BEGIN Records supplied
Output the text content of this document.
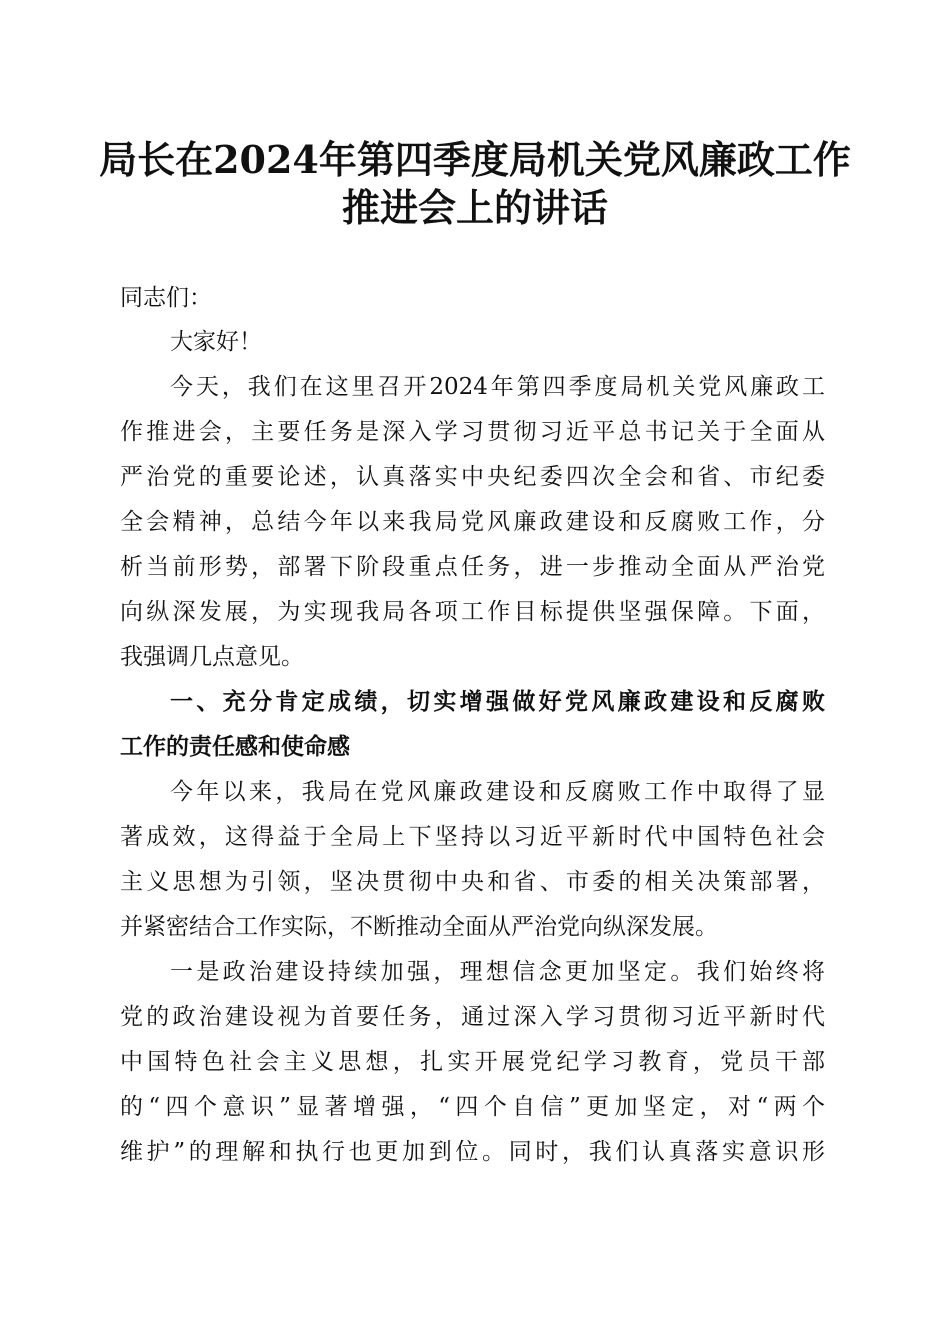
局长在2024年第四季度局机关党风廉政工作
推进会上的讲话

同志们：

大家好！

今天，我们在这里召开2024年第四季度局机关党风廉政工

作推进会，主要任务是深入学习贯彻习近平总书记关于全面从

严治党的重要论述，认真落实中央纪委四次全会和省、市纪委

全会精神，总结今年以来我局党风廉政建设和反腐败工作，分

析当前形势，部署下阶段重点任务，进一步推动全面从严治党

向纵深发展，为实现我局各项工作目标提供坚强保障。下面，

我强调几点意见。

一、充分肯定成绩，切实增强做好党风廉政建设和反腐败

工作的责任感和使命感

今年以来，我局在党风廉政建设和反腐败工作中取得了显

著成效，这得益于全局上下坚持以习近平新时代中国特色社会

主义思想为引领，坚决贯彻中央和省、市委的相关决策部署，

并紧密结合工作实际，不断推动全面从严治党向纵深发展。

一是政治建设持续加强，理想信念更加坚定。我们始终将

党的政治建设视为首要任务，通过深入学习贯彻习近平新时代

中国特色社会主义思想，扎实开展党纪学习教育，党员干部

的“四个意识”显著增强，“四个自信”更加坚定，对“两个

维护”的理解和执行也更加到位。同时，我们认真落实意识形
END Records supplied
BEGIN Records supplied
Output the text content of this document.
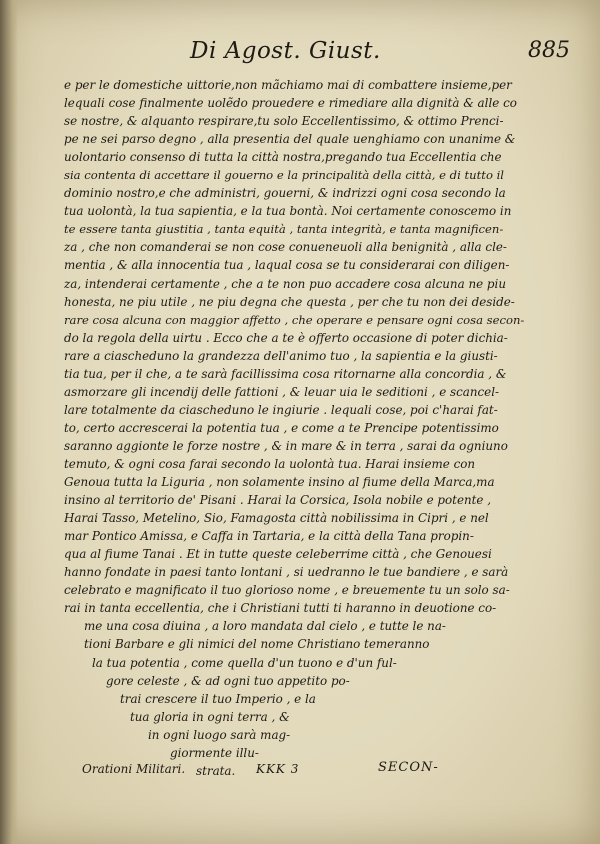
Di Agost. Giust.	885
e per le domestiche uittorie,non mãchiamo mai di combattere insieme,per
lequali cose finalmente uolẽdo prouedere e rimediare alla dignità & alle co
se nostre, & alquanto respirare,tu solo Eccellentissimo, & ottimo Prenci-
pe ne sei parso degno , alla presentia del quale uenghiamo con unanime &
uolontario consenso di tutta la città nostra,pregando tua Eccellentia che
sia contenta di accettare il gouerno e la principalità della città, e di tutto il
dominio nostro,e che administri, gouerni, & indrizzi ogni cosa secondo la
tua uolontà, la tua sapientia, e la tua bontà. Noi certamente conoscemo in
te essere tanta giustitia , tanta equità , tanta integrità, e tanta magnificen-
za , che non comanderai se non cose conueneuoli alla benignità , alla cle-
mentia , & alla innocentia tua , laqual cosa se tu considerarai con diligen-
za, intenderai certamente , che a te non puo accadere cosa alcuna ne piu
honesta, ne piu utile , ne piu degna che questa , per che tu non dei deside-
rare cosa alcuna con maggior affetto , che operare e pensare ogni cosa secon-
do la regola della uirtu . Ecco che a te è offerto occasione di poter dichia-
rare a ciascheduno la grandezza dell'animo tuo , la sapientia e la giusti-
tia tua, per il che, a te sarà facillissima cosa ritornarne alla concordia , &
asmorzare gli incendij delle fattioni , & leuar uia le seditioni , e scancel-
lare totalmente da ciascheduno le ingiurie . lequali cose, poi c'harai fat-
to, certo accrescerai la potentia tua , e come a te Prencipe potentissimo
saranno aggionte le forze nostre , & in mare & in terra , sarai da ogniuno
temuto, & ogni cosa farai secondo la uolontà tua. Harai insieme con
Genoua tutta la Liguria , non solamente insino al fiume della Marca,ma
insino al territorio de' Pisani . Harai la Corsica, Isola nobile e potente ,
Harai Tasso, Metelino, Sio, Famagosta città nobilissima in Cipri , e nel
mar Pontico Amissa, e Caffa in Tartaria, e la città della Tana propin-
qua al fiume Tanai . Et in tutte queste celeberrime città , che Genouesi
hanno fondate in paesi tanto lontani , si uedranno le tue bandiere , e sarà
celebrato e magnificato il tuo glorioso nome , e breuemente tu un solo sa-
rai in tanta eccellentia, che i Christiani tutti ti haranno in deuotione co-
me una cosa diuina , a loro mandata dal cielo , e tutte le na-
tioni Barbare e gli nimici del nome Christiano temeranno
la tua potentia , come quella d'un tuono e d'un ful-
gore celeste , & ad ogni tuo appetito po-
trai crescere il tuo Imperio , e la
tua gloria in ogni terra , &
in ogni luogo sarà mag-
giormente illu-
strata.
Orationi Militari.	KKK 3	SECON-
END Records supplied
» **Short problem**: All lines above containing the string "cosa" are to be collected.

» **Response to the exercise**:
dominio nostro,e che administri, gouerni, & indrizzi ogni cosa secondo la
mentia , & alla innocentia tua , laqual cosa se tu considerarai con diligen-
za, intenderai certamente , che a te non puo accadere cosa alcuna ne piu
rare cosa alcuna con maggior affetto , che operare e pensare ogni cosa secon-
tia tua, per il che, a te sarà facillissima cosa ritornarne alla concordia , &
temuto, & ogni cosa farai secondo la uolontà tua. Harai insieme con
me una cosa diuina , a loro mandata dal cielo , e tutte le na-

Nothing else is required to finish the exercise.